§ **Items from a dataset**:
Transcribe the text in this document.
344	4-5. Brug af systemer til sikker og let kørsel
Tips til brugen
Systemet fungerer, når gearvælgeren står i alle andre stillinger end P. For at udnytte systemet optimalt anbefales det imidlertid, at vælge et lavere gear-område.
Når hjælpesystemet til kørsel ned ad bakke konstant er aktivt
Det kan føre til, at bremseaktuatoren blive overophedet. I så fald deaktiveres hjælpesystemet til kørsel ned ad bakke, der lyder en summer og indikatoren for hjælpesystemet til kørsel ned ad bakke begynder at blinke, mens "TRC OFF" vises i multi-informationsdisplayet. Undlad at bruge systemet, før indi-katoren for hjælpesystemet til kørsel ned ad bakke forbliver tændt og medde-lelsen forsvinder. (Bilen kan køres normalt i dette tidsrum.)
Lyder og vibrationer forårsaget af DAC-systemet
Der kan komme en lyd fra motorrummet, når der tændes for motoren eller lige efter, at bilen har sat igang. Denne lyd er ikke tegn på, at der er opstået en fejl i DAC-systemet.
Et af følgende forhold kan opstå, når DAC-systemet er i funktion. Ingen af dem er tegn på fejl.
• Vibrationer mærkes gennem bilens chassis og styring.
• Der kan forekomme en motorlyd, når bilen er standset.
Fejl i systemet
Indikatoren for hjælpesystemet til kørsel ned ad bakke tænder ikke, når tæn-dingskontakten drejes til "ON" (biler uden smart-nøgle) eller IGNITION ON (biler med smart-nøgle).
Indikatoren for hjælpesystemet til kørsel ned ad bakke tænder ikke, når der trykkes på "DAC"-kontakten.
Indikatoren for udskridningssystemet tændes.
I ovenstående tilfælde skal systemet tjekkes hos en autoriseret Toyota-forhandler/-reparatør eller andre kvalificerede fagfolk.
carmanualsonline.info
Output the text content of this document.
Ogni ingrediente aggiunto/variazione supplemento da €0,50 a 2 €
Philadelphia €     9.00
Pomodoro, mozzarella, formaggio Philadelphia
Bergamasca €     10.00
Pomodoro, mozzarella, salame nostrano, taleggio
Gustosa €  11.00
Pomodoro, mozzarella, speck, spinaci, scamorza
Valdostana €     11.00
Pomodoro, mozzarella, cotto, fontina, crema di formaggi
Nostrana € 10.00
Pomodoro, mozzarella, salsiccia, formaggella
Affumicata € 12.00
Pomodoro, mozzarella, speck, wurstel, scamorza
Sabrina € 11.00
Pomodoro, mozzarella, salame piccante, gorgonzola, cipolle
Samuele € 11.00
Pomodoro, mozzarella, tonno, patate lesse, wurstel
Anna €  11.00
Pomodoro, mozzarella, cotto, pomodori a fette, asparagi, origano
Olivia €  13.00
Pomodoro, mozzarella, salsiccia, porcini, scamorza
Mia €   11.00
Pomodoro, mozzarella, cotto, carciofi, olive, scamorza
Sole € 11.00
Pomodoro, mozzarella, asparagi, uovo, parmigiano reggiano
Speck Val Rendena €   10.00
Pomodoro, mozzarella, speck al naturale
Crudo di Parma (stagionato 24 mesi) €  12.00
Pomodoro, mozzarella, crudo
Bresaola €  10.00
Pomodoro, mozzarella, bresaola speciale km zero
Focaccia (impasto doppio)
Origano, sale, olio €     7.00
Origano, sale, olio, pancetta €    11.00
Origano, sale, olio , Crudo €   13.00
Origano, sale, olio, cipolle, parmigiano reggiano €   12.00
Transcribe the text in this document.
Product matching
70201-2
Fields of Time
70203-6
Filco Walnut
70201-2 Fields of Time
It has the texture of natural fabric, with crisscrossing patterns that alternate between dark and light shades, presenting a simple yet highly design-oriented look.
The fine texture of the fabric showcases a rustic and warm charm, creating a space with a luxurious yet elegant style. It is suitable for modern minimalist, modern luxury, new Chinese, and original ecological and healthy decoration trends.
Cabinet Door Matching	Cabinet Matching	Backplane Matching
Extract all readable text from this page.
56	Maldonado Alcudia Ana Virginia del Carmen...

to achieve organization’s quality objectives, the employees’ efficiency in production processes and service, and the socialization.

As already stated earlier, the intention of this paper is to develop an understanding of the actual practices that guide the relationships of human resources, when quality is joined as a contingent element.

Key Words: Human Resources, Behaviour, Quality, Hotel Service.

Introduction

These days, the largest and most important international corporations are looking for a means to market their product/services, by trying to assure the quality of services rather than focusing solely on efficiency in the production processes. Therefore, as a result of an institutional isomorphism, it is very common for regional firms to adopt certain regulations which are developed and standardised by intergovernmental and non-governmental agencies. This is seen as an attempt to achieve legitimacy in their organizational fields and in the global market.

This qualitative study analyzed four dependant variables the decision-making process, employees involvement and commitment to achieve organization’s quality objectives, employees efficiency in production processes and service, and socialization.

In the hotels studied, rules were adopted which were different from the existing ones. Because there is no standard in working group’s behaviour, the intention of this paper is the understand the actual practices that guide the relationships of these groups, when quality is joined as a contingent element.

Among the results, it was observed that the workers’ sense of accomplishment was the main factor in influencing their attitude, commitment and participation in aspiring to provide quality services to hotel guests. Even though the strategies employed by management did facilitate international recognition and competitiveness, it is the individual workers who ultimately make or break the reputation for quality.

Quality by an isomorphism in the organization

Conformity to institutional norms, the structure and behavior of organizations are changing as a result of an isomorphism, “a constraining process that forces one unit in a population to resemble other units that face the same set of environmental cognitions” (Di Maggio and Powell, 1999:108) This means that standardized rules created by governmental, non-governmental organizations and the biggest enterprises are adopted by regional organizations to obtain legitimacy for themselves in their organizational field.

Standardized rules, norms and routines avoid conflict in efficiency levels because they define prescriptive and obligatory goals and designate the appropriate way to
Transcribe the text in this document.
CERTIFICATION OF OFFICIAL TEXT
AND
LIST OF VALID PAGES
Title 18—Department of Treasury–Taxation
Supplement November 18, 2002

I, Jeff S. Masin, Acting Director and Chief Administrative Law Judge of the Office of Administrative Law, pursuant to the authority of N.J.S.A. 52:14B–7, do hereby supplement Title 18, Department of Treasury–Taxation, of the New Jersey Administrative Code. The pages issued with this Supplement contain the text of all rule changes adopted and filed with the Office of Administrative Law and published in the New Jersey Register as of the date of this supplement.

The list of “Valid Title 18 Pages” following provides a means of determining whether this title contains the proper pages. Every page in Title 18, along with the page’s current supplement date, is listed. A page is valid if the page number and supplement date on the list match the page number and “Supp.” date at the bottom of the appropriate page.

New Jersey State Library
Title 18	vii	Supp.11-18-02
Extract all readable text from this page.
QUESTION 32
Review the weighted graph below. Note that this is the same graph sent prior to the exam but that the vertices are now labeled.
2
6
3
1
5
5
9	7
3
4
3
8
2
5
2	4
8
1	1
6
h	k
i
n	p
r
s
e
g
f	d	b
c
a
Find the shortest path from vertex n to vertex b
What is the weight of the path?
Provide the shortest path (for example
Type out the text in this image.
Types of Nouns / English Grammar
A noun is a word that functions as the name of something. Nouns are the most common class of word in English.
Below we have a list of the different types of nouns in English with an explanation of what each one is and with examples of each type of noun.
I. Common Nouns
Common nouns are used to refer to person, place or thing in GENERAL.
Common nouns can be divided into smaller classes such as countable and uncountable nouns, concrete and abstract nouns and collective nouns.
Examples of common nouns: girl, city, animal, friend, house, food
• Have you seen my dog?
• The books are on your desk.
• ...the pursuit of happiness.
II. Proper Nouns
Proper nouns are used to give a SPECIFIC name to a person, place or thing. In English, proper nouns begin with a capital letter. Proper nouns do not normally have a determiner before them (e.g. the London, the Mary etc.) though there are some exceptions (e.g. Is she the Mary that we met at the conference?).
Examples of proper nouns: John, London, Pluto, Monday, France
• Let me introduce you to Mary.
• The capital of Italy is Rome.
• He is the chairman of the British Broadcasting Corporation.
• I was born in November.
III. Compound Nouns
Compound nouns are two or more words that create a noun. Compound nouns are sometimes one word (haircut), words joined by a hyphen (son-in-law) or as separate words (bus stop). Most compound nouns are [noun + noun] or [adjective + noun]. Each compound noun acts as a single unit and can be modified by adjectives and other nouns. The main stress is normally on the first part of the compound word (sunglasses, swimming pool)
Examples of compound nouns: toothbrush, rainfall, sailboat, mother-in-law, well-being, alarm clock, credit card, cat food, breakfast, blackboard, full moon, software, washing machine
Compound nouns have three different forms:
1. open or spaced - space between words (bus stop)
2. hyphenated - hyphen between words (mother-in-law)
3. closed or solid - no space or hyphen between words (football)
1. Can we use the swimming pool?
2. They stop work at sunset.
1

§ **Stated task**:
Filter out every line that lacks the word "sale", and copy the rest.

§ **Exercise response**:
Origano, sale, olio €     7.00
Origano, sale, olio, pancetta €    11.00
Origano, sale, olio , Crudo €   13.00
Origano, sale, olio, cipolle, parmigiano reggiano €   12.00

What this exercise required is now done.